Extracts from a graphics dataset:
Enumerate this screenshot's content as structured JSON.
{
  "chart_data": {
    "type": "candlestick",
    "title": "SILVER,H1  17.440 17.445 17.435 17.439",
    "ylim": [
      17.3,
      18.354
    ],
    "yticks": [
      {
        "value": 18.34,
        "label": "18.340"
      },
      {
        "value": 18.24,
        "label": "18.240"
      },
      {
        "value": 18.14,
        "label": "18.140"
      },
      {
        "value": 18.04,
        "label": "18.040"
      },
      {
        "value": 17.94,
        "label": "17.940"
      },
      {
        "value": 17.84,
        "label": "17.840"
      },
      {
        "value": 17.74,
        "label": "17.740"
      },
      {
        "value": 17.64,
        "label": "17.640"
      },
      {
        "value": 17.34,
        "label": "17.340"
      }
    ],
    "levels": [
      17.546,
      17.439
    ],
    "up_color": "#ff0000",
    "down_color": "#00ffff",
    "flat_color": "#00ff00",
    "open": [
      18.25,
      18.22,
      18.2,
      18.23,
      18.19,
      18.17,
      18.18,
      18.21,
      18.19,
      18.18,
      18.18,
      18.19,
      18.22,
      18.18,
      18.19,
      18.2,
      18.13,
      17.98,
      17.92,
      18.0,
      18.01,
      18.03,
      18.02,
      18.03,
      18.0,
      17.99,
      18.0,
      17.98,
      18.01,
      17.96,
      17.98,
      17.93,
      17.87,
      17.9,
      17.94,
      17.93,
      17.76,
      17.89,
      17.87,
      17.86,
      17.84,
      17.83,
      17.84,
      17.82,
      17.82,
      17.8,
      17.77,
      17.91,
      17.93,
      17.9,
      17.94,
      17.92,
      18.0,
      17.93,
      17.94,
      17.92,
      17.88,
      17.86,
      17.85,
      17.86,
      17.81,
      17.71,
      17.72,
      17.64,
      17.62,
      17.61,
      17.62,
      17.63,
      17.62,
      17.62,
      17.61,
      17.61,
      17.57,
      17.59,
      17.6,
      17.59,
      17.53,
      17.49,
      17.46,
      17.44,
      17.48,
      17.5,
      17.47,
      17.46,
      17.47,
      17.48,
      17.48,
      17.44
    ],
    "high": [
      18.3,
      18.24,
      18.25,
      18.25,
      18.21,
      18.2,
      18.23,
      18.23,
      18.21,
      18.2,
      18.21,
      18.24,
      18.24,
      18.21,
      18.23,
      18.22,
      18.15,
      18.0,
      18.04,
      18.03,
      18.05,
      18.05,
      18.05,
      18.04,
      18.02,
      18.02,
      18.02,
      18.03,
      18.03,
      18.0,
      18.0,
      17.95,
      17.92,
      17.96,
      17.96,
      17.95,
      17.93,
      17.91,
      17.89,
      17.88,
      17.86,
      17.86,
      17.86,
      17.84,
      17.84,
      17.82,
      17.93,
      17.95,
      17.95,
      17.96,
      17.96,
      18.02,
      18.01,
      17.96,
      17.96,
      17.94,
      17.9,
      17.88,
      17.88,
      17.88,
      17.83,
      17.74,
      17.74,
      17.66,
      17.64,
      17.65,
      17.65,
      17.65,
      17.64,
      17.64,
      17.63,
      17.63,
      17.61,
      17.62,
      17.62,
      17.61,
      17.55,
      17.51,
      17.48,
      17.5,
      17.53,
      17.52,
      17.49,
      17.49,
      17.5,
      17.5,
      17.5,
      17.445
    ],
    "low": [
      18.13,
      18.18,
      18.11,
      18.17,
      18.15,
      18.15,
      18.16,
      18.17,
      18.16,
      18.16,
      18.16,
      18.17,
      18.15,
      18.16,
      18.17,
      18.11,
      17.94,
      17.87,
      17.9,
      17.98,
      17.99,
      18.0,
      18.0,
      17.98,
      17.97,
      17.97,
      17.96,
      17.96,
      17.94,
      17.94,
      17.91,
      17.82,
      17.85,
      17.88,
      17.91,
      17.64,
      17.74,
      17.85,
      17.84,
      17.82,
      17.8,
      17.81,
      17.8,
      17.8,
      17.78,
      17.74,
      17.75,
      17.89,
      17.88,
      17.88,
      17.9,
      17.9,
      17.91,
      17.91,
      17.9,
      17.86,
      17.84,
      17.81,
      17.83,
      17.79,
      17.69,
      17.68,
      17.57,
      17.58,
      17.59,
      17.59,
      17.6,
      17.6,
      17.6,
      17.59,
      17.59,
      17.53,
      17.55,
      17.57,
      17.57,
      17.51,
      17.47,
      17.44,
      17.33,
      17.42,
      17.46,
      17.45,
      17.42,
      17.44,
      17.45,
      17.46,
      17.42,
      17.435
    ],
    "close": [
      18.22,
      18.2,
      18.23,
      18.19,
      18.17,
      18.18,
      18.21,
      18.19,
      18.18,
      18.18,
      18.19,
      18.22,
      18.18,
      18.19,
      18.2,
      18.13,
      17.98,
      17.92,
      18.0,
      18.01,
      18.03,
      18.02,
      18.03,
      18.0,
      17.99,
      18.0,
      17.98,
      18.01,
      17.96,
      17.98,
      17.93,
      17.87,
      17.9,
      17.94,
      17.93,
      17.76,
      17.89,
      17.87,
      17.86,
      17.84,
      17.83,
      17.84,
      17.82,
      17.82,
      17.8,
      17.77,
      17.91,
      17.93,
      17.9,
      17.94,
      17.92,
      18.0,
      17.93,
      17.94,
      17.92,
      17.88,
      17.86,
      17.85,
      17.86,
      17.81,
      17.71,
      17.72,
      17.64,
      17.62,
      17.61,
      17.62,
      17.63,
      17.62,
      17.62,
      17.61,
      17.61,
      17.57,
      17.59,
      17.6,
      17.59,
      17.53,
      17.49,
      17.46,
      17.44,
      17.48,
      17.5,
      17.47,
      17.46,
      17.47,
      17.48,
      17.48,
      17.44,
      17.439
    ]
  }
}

→ Goal: Reproduce the material above, every line of it, exactly.

→ Exercise result:
Enumerate this screenshot's content as structured JSON.
{
  "chart_data": {
    "type": "candlestick",
    "title": "SILVER,H1  17.440 17.445 17.435 17.439",
    "ylim": [
      17.3,
      18.354
    ],
    "yticks": [
      {
        "value": 18.34,
        "label": "18.340"
      },
      {
        "value": 18.24,
        "label": "18.240"
      },
      {
        "value": 18.14,
        "label": "18.140"
      },
      {
        "value": 18.04,
        "label": "18.040"
      },
      {
        "value": 17.94,
        "label": "17.940"
      },
      {
        "value": 17.84,
        "label": "17.840"
      },
      {
        "value": 17.74,
        "label": "17.740"
      },
      {
        "value": 17.64,
        "label": "17.640"
      },
      {
        "value": 17.34,
        "label": "17.340"
      }
    ],
    "levels": [
      17.546,
      17.439
    ],
    "up_color": "#ff0000",
    "down_color": "#00ffff",
    "flat_color": "#00ff00",
    "open": [
      18.25,
      18.22,
      18.2,
      18.23,
      18.19,
      18.17,
      18.18,
      18.21,
      18.19,
      18.18,
      18.18,
      18.19,
      18.22,
      18.18,
      18.19,
      18.2,
      18.13,
      17.98,
      17.92,
      18.0,
      18.01,
      18.03,
      18.02,
      18.03,
      18.0,
      17.99,
      18.0,
      17.98,
      18.01,
      17.96,
      17.98,
      17.93,
      17.87,
      17.9,
      17.94,
      17.93,
      17.76,
      17.89,
      17.87,
      17.86,
      17.84,
      17.83,
      17.84,
      17.82,
      17.82,
      17.8,
      17.77,
      17.91,
      17.93,
      17.9,
      17.94,
      17.92,
      18.0,
      17.93,
      17.94,
      17.92,
      17.88,
      17.86,
      17.85,
      17.86,
      17.81,
      17.71,
      17.72,
      17.64,
      17.62,
      17.61,
      17.62,
      17.63,
      17.62,
      17.62,
      17.61,
      17.61,
      17.57,
      17.59,
      17.6,
      17.59,
      17.53,
      17.49,
      17.46,
      17.44,
      17.48,
      17.5,
      17.47,
      17.46,
      17.47,
      17.48,
      17.48,
      17.44
    ],
    "high": [
      18.3,
      18.24,
      18.25,
      18.25,
      18.21,
      18.2,
      18.23,
      18.23,
      18.21,
      18.2,
      18.21,
      18.24,
      18.24,
      18.21,
      18.23,
      18.22,
      18.15,
      18.0,
      18.04,
      18.03,
      18.05,
      18.05,
      18.05,
      18.04,
      18.02,
      18.02,
      18.02,
      18.03,
      18.03,
      18.0,
      18.0,
      17.95,
      17.92,
      17.96,
      17.96,
      17.95,
      17.93,
      17.91,
      17.89,
      17.88,
      17.86,
      17.86,
      17.86,
      17.84,
      17.84,
      17.82,
      17.93,
      17.95,
      17.95,
      17.96,
      17.96,
      18.02,
      18.01,
      17.96,
      17.96,
      17.94,
      17.9,
      17.88,
      17.88,
      17.88,
      17.83,
      17.74,
      17.74,
      17.66,
      17.64,
      17.65,
      17.65,
      17.65,
      17.64,
      17.64,
      17.63,
      17.63,
      17.61,
      17.62,
      17.62,
      17.61,
      17.55,
      17.51,
      17.48,
      17.5,
      17.53,
      17.52,
      17.49,
      17.49,
      17.5,
      17.5,
      17.5,
      17.445
    ],
    "low": [
      18.13,
      18.18,
      18.11,
      18.17,
      18.15,
      18.15,
      18.16,
      18.17,
      18.16,
      18.16,
      18.16,
      18.17,
      18.15,
      18.16,
      18.17,
      18.11,
      17.94,
      17.87,
      17.9,
      17.98,
      17.99,
      18.0,
      18.0,
      17.98,
      17.97,
      17.97,
      17.96,
      17.96,
      17.94,
      17.94,
      17.91,
      17.82,
      17.85,
      17.88,
      17.91,
      17.64,
      17.74,
      17.85,
      17.84,
      17.82,
      17.8,
      17.81,
      17.8,
      17.8,
      17.78,
      17.74,
      17.75,
      17.89,
      17.88,
      17.88,
      17.9,
      17.9,
      17.91,
      17.91,
      17.9,
      17.86,
      17.84,
      17.81,
      17.83,
      17.79,
      17.69,
      17.68,
      17.57,
      17.58,
      17.59,
      17.59,
      17.6,
      17.6,
      17.6,
      17.59,
      17.59,
      17.53,
      17.55,
      17.57,
      17.57,
      17.51,
      17.47,
      17.44,
      17.33,
      17.42,
      17.46,
      17.45,
      17.42,
      17.44,
      17.45,
      17.46,
      17.42,
      17.435
    ],
    "close": [
      18.22,
      18.2,
      18.23,
      18.19,
      18.17,
      18.18,
      18.21,
      18.19,
      18.18,
      18.18,
      18.19,
      18.22,
      18.18,
      18.19,
      18.2,
      18.13,
      17.98,
      17.92,
      18.0,
      18.01,
      18.03,
      18.02,
      18.03,
      18.0,
      17.99,
      18.0,
      17.98,
      18.01,
      17.96,
      17.98,
      17.93,
      17.87,
      17.9,
      17.94,
      17.93,
      17.76,
      17.89,
      17.87,
      17.86,
      17.84,
      17.83,
      17.84,
      17.82,
      17.82,
      17.8,
      17.77,
      17.91,
      17.93,
      17.9,
      17.94,
      17.92,
      18.0,
      17.93,
      17.94,
      17.92,
      17.88,
      17.86,
      17.85,
      17.86,
      17.81,
      17.71,
      17.72,
      17.64,
      17.62,
      17.61,
      17.62,
      17.63,
      17.62,
      17.62,
      17.61,
      17.61,
      17.57,
      17.59,
      17.6,
      17.59,
      17.53,
      17.49,
      17.46,
      17.44,
      17.48,
      17.5,
      17.47,
      17.46,
      17.47,
      17.48,
      17.48,
      17.44,
      17.439
    ]
  }
}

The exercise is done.